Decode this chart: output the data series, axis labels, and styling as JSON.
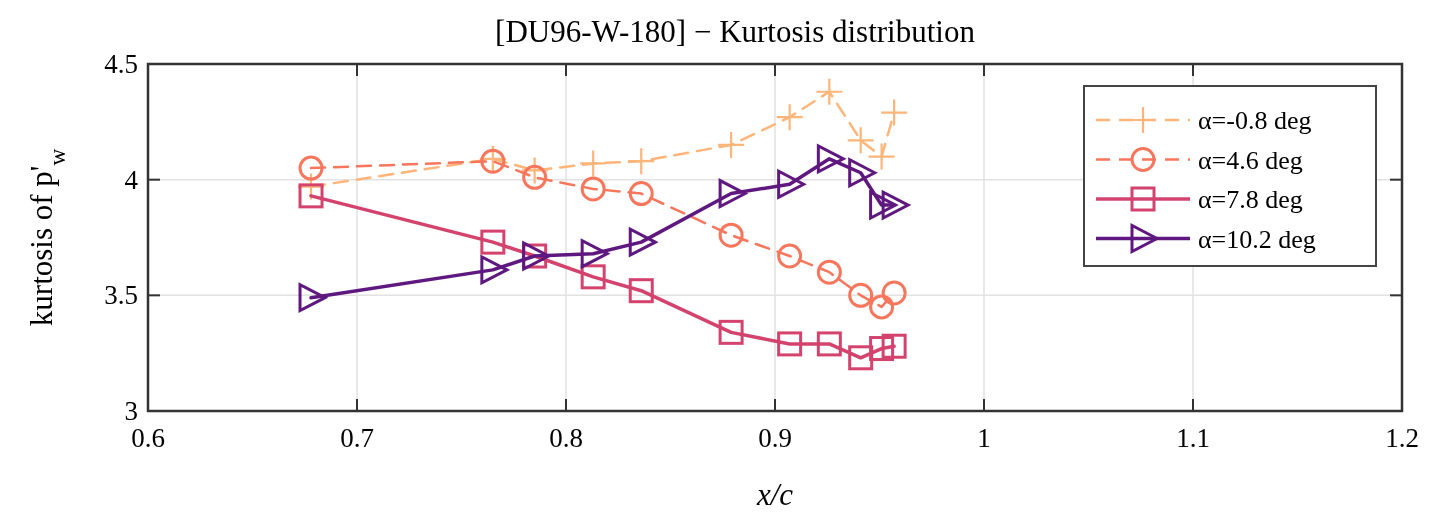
{
  "chart_data": {
    "type": "line",
    "title": "[DU96-W-180] − Kurtosis distribution",
    "xlabel": "x/c",
    "ylabel": "kurtosis of p'$_{w}$",
    "x": [
      0.678,
      0.765,
      0.785,
      0.813,
      0.836,
      0.879,
      0.907,
      0.926,
      0.941,
      0.951,
      0.957
    ],
    "series": [
      {
        "name": "α=-0.8 deg",
        "color": "#fdb57a",
        "marker": "cross",
        "line_style": "dashed",
        "values": [
          3.97,
          4.09,
          4.04,
          4.07,
          4.08,
          4.15,
          4.27,
          4.38,
          4.17,
          4.1,
          4.29
        ]
      },
      {
        "name": "α=4.6 deg",
        "color": "#f8765c",
        "marker": "circle",
        "line_style": "dashed",
        "values": [
          4.05,
          4.08,
          4.01,
          3.96,
          3.94,
          3.76,
          3.67,
          3.6,
          3.5,
          3.45,
          3.51
        ]
      },
      {
        "name": "α=7.8 deg",
        "color": "#d3436e",
        "marker": "square",
        "line_style": "solid",
        "values": [
          3.93,
          3.73,
          3.67,
          3.58,
          3.52,
          3.34,
          3.29,
          3.29,
          3.23,
          3.27,
          3.28
        ]
      },
      {
        "name": "α=10.2 deg",
        "color": "#5f187f",
        "marker": "triangle",
        "line_style": "solid",
        "values": [
          3.49,
          3.61,
          3.67,
          3.68,
          3.73,
          3.94,
          3.98,
          4.09,
          4.03,
          3.89,
          3.89
        ]
      }
    ],
    "xlim": [
      0.6,
      1.2
    ],
    "xticks": [
      0.6,
      0.7,
      0.8,
      0.9,
      1,
      1.1,
      1.2
    ],
    "ylim": [
      3,
      4.5
    ],
    "yticks": [
      3,
      3.5,
      4,
      4.5
    ],
    "grid": true,
    "legend": "top right"
  }
}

-------

> Problem to solve:
Report only the count of lines that include the string "series".

> Correct answer:
2